(A run of records)

- - -

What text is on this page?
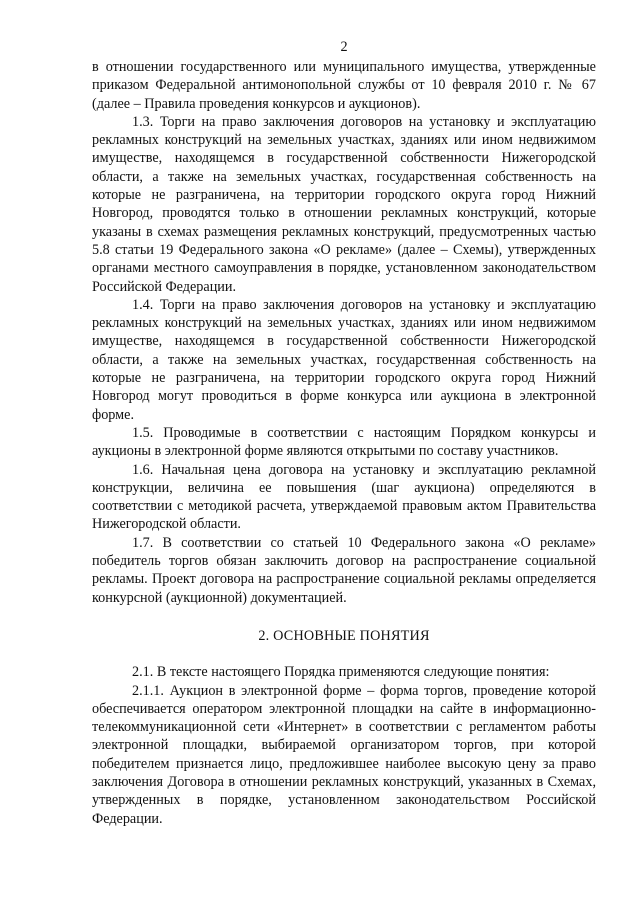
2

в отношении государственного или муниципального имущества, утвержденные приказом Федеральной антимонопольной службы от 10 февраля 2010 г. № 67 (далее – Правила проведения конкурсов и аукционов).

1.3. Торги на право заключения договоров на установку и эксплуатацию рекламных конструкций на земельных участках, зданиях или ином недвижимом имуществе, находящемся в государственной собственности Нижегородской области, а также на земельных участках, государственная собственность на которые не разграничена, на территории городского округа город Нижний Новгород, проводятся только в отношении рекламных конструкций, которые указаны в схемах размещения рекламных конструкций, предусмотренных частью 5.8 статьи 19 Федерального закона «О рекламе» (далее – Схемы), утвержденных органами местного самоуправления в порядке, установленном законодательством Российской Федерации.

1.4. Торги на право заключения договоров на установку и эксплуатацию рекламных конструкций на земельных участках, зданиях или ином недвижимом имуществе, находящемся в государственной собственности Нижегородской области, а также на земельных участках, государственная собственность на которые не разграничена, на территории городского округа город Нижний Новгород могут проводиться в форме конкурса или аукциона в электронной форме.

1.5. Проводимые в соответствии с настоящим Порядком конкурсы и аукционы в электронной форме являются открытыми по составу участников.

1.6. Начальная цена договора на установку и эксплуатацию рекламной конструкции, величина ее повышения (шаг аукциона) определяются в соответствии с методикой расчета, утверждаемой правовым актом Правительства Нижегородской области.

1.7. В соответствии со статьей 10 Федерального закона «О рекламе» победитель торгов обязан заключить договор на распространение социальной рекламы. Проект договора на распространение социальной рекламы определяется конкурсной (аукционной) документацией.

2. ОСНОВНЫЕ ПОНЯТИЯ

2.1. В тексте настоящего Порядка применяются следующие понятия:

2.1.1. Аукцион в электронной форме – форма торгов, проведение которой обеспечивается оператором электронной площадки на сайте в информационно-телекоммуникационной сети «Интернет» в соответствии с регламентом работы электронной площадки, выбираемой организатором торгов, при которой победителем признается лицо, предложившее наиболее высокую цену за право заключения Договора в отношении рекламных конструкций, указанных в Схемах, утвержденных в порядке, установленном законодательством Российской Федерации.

- - -

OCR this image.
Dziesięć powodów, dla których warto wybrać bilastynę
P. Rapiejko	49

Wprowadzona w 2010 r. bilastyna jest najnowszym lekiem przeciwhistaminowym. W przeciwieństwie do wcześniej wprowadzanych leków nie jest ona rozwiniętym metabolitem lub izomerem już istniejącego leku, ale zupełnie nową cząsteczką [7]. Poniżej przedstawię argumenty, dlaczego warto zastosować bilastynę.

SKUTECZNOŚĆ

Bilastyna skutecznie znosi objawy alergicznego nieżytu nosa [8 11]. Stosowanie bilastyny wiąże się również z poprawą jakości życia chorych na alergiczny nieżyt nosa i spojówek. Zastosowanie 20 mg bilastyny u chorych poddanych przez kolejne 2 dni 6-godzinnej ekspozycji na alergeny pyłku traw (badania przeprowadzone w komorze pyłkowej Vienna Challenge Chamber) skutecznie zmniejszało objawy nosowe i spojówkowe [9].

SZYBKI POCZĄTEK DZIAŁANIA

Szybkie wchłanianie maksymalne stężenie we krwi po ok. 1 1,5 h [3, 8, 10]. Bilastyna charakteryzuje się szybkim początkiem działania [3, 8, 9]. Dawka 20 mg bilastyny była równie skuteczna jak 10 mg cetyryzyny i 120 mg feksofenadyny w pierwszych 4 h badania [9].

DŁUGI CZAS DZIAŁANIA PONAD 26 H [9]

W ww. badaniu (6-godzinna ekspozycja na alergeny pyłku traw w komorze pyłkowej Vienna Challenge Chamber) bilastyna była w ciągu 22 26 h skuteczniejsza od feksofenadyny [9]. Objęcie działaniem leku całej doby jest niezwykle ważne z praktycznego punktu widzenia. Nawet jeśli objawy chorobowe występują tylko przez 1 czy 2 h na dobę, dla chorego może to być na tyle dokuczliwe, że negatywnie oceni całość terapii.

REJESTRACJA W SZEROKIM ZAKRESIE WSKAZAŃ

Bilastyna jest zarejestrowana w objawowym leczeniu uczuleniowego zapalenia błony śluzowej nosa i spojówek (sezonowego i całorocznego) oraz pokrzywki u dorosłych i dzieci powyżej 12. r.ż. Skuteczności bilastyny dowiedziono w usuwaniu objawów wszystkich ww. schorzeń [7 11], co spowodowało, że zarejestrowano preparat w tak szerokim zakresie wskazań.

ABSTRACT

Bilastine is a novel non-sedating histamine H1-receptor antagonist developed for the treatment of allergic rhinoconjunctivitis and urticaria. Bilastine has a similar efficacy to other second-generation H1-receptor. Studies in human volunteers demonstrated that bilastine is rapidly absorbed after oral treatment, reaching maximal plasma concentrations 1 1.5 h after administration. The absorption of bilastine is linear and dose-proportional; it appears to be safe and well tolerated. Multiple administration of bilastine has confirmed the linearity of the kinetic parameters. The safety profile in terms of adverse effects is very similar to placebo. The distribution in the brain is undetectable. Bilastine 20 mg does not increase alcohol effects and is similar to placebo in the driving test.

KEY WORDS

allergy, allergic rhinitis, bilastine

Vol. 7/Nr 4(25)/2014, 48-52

- - -

Give only the number of lines in the entries above that contain the string "warto".

## Solved exercise
2